[Start of Listed entries]

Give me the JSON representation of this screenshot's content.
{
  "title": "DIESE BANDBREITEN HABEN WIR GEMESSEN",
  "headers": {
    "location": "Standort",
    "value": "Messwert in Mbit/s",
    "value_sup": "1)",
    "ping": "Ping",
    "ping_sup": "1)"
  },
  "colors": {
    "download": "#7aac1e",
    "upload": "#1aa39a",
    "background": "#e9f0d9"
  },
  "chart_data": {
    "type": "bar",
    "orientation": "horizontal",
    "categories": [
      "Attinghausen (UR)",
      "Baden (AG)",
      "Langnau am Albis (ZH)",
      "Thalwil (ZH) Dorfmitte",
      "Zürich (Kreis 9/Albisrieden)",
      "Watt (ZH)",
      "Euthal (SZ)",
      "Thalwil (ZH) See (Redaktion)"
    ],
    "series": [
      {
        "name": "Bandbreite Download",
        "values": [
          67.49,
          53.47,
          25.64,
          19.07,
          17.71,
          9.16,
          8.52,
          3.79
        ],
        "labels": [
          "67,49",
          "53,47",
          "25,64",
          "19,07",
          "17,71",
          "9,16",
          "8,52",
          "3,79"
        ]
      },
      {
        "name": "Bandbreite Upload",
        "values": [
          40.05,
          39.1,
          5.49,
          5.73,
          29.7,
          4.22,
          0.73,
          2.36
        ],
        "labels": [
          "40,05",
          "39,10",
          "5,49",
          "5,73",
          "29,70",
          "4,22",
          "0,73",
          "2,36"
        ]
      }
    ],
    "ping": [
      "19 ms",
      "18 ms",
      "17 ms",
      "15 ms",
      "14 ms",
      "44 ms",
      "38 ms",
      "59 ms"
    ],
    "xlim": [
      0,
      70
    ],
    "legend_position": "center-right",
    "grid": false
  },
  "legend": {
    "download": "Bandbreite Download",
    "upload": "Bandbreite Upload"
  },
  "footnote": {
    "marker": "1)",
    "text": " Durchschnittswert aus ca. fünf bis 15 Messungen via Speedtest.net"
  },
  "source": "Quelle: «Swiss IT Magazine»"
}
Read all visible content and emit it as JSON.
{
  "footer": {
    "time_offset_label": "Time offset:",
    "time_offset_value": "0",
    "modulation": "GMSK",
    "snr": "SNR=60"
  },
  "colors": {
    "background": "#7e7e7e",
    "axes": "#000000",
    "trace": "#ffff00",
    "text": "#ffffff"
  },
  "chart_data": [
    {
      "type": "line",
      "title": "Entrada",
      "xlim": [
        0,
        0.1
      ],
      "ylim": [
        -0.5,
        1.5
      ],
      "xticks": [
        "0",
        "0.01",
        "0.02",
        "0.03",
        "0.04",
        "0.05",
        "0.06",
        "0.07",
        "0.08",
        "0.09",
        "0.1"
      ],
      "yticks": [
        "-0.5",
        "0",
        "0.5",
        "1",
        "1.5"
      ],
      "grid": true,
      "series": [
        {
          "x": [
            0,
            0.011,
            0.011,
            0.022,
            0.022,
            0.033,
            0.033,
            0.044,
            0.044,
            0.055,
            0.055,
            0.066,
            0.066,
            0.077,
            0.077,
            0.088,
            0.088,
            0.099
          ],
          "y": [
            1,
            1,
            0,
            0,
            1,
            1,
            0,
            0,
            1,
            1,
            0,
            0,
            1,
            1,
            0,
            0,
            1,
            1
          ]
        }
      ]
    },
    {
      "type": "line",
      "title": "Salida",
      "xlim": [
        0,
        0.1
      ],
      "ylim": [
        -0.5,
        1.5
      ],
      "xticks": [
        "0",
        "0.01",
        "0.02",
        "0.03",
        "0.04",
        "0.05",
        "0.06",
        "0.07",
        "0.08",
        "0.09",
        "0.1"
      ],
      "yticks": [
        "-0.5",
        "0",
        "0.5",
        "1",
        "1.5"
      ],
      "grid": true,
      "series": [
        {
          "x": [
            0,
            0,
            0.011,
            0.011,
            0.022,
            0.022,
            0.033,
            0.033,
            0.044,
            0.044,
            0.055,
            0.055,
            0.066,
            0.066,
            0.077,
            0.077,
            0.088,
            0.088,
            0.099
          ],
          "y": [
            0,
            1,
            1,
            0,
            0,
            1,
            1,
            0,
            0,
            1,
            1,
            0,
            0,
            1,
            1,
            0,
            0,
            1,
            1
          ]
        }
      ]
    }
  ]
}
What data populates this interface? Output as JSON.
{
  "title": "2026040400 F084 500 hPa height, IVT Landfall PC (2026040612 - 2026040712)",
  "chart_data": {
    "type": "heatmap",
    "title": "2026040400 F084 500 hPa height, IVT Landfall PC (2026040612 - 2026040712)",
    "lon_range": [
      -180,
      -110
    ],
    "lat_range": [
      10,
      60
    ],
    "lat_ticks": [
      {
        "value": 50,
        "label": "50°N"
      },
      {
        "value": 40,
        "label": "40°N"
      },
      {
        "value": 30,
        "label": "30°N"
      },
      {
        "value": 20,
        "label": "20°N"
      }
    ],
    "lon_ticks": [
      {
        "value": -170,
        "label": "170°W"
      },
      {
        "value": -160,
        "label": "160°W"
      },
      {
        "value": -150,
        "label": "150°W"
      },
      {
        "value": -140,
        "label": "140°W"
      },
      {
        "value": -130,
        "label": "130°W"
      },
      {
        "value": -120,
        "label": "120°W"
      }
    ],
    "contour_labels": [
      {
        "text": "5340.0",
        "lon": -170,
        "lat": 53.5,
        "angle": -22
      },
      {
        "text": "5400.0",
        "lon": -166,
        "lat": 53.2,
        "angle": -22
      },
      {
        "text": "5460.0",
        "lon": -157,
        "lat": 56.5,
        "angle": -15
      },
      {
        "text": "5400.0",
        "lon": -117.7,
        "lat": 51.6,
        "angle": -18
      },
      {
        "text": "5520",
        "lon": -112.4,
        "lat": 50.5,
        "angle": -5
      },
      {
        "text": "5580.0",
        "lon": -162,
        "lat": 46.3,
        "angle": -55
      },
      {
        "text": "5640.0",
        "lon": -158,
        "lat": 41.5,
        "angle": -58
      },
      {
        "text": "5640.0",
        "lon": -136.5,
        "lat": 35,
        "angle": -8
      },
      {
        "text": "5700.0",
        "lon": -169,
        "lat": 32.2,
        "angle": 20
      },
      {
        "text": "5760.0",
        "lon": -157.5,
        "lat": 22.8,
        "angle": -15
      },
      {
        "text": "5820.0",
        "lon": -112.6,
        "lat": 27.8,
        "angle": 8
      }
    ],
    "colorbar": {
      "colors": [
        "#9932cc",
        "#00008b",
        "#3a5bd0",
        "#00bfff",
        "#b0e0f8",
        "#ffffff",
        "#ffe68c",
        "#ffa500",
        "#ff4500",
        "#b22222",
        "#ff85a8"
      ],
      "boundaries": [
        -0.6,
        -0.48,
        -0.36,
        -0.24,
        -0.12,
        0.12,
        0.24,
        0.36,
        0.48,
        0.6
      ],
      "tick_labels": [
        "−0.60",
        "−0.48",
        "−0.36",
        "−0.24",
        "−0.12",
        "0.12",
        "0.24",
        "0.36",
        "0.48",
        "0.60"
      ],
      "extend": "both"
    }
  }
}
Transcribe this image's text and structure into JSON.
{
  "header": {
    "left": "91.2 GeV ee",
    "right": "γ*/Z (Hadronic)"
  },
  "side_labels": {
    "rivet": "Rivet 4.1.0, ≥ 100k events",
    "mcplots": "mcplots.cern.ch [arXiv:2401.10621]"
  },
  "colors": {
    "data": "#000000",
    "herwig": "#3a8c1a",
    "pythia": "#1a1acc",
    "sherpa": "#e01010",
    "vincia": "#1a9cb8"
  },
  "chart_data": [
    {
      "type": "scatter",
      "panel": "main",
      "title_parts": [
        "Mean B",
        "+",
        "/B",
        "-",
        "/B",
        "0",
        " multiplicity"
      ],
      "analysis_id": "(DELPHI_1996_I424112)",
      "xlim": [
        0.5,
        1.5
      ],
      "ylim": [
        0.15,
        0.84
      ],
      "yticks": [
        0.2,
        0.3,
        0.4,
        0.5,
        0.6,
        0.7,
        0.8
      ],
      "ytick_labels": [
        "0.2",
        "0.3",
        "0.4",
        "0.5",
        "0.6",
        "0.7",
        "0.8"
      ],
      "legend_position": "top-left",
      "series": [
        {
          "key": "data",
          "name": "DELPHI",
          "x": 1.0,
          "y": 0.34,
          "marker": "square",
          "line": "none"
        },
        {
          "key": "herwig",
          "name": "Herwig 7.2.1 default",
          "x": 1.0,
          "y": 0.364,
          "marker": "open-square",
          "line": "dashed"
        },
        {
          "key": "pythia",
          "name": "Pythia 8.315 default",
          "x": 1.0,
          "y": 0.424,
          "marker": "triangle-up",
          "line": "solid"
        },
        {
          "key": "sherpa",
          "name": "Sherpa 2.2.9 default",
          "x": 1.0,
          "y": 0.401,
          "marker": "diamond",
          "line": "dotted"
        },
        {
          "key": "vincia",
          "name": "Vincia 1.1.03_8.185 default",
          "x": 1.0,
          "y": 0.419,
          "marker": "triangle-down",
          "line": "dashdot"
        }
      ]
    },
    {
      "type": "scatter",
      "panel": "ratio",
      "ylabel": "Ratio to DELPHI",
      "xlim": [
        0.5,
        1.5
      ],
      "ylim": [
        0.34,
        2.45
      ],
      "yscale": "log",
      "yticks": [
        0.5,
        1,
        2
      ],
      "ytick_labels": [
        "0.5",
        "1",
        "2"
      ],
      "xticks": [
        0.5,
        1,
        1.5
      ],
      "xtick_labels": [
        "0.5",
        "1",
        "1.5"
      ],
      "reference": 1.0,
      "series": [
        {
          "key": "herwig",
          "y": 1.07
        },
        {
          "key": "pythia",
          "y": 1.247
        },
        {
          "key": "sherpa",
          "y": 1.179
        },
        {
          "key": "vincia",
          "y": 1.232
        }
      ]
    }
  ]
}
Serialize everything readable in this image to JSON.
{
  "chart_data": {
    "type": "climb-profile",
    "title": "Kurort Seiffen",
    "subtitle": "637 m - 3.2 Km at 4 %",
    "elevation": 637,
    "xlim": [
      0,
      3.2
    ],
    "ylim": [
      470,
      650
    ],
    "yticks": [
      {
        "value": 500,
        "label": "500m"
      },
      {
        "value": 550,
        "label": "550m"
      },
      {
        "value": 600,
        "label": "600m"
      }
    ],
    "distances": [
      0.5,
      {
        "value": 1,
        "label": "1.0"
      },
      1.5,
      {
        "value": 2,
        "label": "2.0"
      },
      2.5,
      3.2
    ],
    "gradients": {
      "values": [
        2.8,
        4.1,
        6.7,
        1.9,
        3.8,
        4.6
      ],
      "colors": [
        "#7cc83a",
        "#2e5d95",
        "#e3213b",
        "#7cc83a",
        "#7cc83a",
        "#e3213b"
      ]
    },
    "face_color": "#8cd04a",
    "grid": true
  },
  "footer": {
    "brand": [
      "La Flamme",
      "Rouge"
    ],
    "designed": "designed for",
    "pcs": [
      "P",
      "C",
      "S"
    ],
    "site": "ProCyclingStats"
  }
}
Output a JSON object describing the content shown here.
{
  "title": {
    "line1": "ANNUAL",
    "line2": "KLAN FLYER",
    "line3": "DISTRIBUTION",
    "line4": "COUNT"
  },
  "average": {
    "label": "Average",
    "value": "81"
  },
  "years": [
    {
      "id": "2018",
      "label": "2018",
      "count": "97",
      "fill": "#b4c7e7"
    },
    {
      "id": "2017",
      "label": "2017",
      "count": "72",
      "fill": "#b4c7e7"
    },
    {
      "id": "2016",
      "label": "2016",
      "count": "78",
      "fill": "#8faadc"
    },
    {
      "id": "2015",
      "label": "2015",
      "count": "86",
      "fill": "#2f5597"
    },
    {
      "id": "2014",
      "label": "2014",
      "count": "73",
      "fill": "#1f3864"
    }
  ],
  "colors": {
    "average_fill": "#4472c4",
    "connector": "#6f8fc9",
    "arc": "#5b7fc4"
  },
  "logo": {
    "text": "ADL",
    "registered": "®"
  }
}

[End of Listed entries]

■ The request ■
Set down exactly what runs from the line with "Output a JSON" to the last line of the data above, including both of those lines and no others.

■ Task solution ■
Output a JSON object describing the content shown here.
{
  "title": {
    "line1": "ANNUAL",
    "line2": "KLAN FLYER",
    "line3": "DISTRIBUTION",
    "line4": "COUNT"
  },
  "average": {
    "label": "Average",
    "value": "81"
  },
  "years": [
    {
      "id": "2018",
      "label": "2018",
      "count": "97",
      "fill": "#b4c7e7"
    },
    {
      "id": "2017",
      "label": "2017",
      "count": "72",
      "fill": "#b4c7e7"
    },
    {
      "id": "2016",
      "label": "2016",
      "count": "78",
      "fill": "#8faadc"
    },
    {
      "id": "2015",
      "label": "2015",
      "count": "86",
      "fill": "#2f5597"
    },
    {
      "id": "2014",
      "label": "2014",
      "count": "73",
      "fill": "#1f3864"
    }
  ],
  "colors": {
    "average_fill": "#4472c4",
    "connector": "#6f8fc9",
    "arc": "#5b7fc4"
  },
  "logo": {
    "text": "ADL",
    "registered": "®"
  }
}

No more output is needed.